===== Document extract

I jumped through many hoops over the years trying to find ways to please this woman while secretly resenting her for making me feel so worthless. Like I said I got the first new car in my life at 30 years old and handed the keys over to this woman who told me I was not a good man unless I did that. I always gave in and gave her her way about everything. My affairs, were just something I was saving for me because I needed something for me. For a very long time there was an underlying hate and resentment in me for her. Seeing the 100 or so pictures she took showing herself off that were sent to men other than me just proved I was right all along about who she is. 

This marriage will have to change. She's always thought her sh#t didn't stink and I'm tired of all of it. I always blamed me for everything really for far too long. I really don't know if I do want to be with her. I really love the good stuff but the things she said over the years were just cold as ice. I'm not sure if she is capable of loving me, only loving herself. For so long and too many years she only thought of herself and what she wanted. I had long days at work and never had her there for me to talk to. When I wasn't giving her what she wanted she just took it elsewhere just like she said she would. I feel like I've been a doormat. I'm trying to soften up a little but I know the things I'm saying are true because I've lived it.


----------



## ashamed74 (Jan 30, 2012)

==========

◆ Directives
**1)** Translate this sentence from the forum post into Spanish: "I had long days at work and never had her there for me to talk to."
**2)** Decide whether each statement agrees with the forum post. Answer yes or no, and quote the words from the post that settle it.
(a) The writer got a first new car at 30 years old.
(b) The writer kept the keys to that car.
(c) The writer is sure about wanting to stay with her.
**3)** Extend the forum post about the strained marriage, beginning after its final sentence.
The items after this point come from a different source than the forum post.

===== Information provided

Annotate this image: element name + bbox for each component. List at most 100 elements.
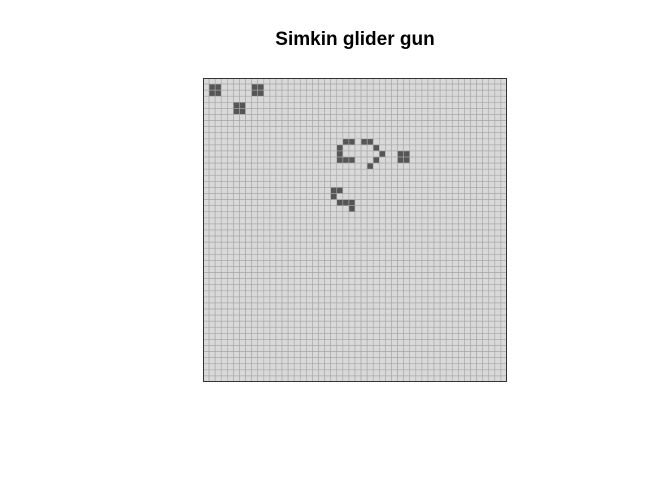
dead-cell bbox=[245, 284, 252, 292]
live-cell bbox=[336, 144, 344, 152]
dead-cell bbox=[251, 120, 259, 127]
dead-cell bbox=[281, 320, 289, 328]
dead-cell bbox=[385, 284, 392, 292]
dead-cell bbox=[281, 308, 289, 316]
dead-cell bbox=[269, 193, 277, 200]
dead-cell bbox=[366, 345, 374, 352]
live-cell bbox=[336, 156, 344, 164]
dead-cell bbox=[385, 199, 392, 206]
dead-cell bbox=[360, 193, 368, 200]
dead-cell bbox=[287, 108, 295, 115]
dead-cell bbox=[494, 260, 502, 267]
dead-cell bbox=[360, 363, 368, 371]
dead-cell bbox=[208, 156, 216, 164]
dead-cell bbox=[287, 308, 295, 316]
dead-cell bbox=[464, 162, 471, 170]
dead-cell bbox=[330, 174, 338, 182]
dead-cell bbox=[275, 345, 283, 352]
dead-cell bbox=[482, 351, 490, 358]
dead-cell bbox=[464, 363, 471, 371]
dead-cell bbox=[439, 120, 447, 127]
dead-cell bbox=[488, 284, 496, 292]
dead-cell bbox=[245, 199, 252, 206]
dead-cell bbox=[330, 278, 338, 286]
dead-cell bbox=[348, 126, 356, 134]
dead-cell bbox=[275, 339, 283, 346]
dead-cell bbox=[482, 247, 490, 255]
dead-cell bbox=[451, 363, 459, 371]
dead-cell bbox=[257, 102, 265, 109]
dead-cell bbox=[251, 266, 259, 273]
dead-cell bbox=[227, 229, 234, 237]
dead-cell bbox=[494, 345, 502, 352]
dead-cell bbox=[318, 150, 325, 158]
dead-cell bbox=[433, 181, 441, 188]
dead-cell bbox=[269, 357, 277, 365]
dead-cell bbox=[354, 150, 362, 158]
dead-cell bbox=[324, 223, 331, 231]
dead-cell bbox=[269, 229, 277, 237]
dead-cell bbox=[427, 144, 435, 152]
dead-cell bbox=[293, 254, 301, 261]
dead-cell bbox=[360, 187, 368, 194]
dead-cell bbox=[233, 193, 240, 200]
dead-cell bbox=[306, 254, 313, 261]
dead-cell bbox=[220, 254, 228, 261]
dead-cell bbox=[342, 351, 350, 358]
dead-cell bbox=[220, 272, 228, 279]
dead-cell bbox=[354, 254, 362, 261]
dead-cell bbox=[470, 217, 477, 225]
dead-cell bbox=[269, 284, 277, 292]
dead-cell bbox=[366, 351, 374, 358]
dead-cell bbox=[233, 369, 240, 377]
dead-cell bbox=[385, 138, 392, 146]
dead-cell bbox=[439, 162, 447, 170]
dead-cell bbox=[251, 217, 259, 225]
dead-cell bbox=[354, 199, 362, 206]
dead-cell bbox=[233, 205, 240, 213]
dead-cell bbox=[330, 345, 338, 352]
dead-cell bbox=[354, 339, 362, 346]
dead-cell bbox=[269, 95, 277, 103]
dead-cell bbox=[299, 89, 307, 97]
dead-cell bbox=[251, 296, 259, 304]
dead-cell bbox=[385, 320, 392, 328]
dead-cell bbox=[348, 168, 356, 176]
dead-cell bbox=[342, 126, 350, 134]
dead-cell bbox=[208, 351, 216, 358]
dead-cell bbox=[214, 302, 222, 310]
dead-cell bbox=[494, 272, 502, 279]
dead-cell bbox=[391, 211, 398, 219]
dead-cell bbox=[439, 235, 447, 243]
dead-cell bbox=[348, 290, 356, 298]
dead-cell bbox=[269, 120, 277, 127]
dead-cell bbox=[263, 351, 271, 358]
dead-cell bbox=[269, 114, 277, 121]
dead-cell bbox=[214, 290, 222, 298]
dead-cell bbox=[275, 114, 283, 121]
dead-cell bbox=[275, 95, 283, 103]
dead-cell bbox=[306, 314, 313, 322]
dead-cell bbox=[227, 89, 234, 97]
dead-cell bbox=[257, 217, 265, 225]
dead-cell bbox=[287, 235, 295, 243]
dead-cell bbox=[220, 266, 228, 273]
dead-cell bbox=[336, 235, 344, 243]
dead-cell bbox=[391, 132, 398, 140]
dead-cell bbox=[245, 132, 252, 140]
dead-cell bbox=[251, 326, 259, 334]
dead-cell bbox=[239, 254, 246, 261]
dead-cell bbox=[470, 296, 477, 304]
dead-cell bbox=[306, 247, 313, 255]
dead-cell bbox=[391, 181, 398, 188]
dead-cell bbox=[391, 278, 398, 286]
dead-cell bbox=[439, 132, 447, 140]
dead-cell bbox=[263, 339, 271, 346]
dead-cell bbox=[482, 326, 490, 334]
dead-cell bbox=[445, 138, 453, 146]
dead-cell bbox=[409, 156, 417, 164]
dead-cell bbox=[275, 168, 283, 176]
dead-cell bbox=[324, 102, 331, 109]
dead-cell bbox=[397, 89, 404, 97]
dead-cell bbox=[214, 339, 222, 346]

==========

◆ Answers to the tasks
**1)** Tenía jornadas largas en el trabajo y nunca la tenía ahí para poder hablar con ella.

**2)**
(a) Yes: "I got the first new car in my life at 30 years old"
(b) No: "handed the keys over to this woman"
(c) No: "I really don't know if I do want to be with her"

**3)**
This whole things is a huge slap in the face for her. She bragged about how no man ever got away with cheating on her and ever would yet she is still with me. She's so used to being in the position of power in our relationship this whole set of circumstances has her blown away. She freely cheat on me with whoever she wanted for years and now has got the news it's been done to her which is a huge blow to the ego. She's just been such an arrogant person for far too long. Like the only purpose of my life was to do everything she wanted and when I didn't I was a piece of trash. 

You all are helping me here. I always blamed me for everything all the time. I know exactly why I did what I did. I know it doesn't make it right but living and dealing with this woman is a test of a mans sanity. She expected me to treat her like gold yet she treated me like dirt. When she didn't get her way she cheated. 

We sure do need help. I'm just not sure she can change. She's had her a$$ kissed her entire life. I'm not sure how she can be different. Even if I move on some other lovestruck jacka$$ will show up and take my place and kiss her a$$. She found a long line of them willing to do that on the internet. Who knows where we go from here. I just want her to be a wife who cares about what I want and my feelings matter to her. I'm not sure if they ever have.


----------



## mahike (Aug 16, 2011)

This is going to take sometime. There are triggers that will send her over the edge and you need to respect that. Of course it does not help that you are on the road. Make sure she can see the phone records for your phone, and she has the password for your email accounts.

She is calling you late at night in your hotel room because she needs to make sure you are answering and not out of breath when you pick up. 

This is going to be hard work and it will take a lot of help on your part. Have you started MC yet?


----------



## Paladin (Oct 15, 2011)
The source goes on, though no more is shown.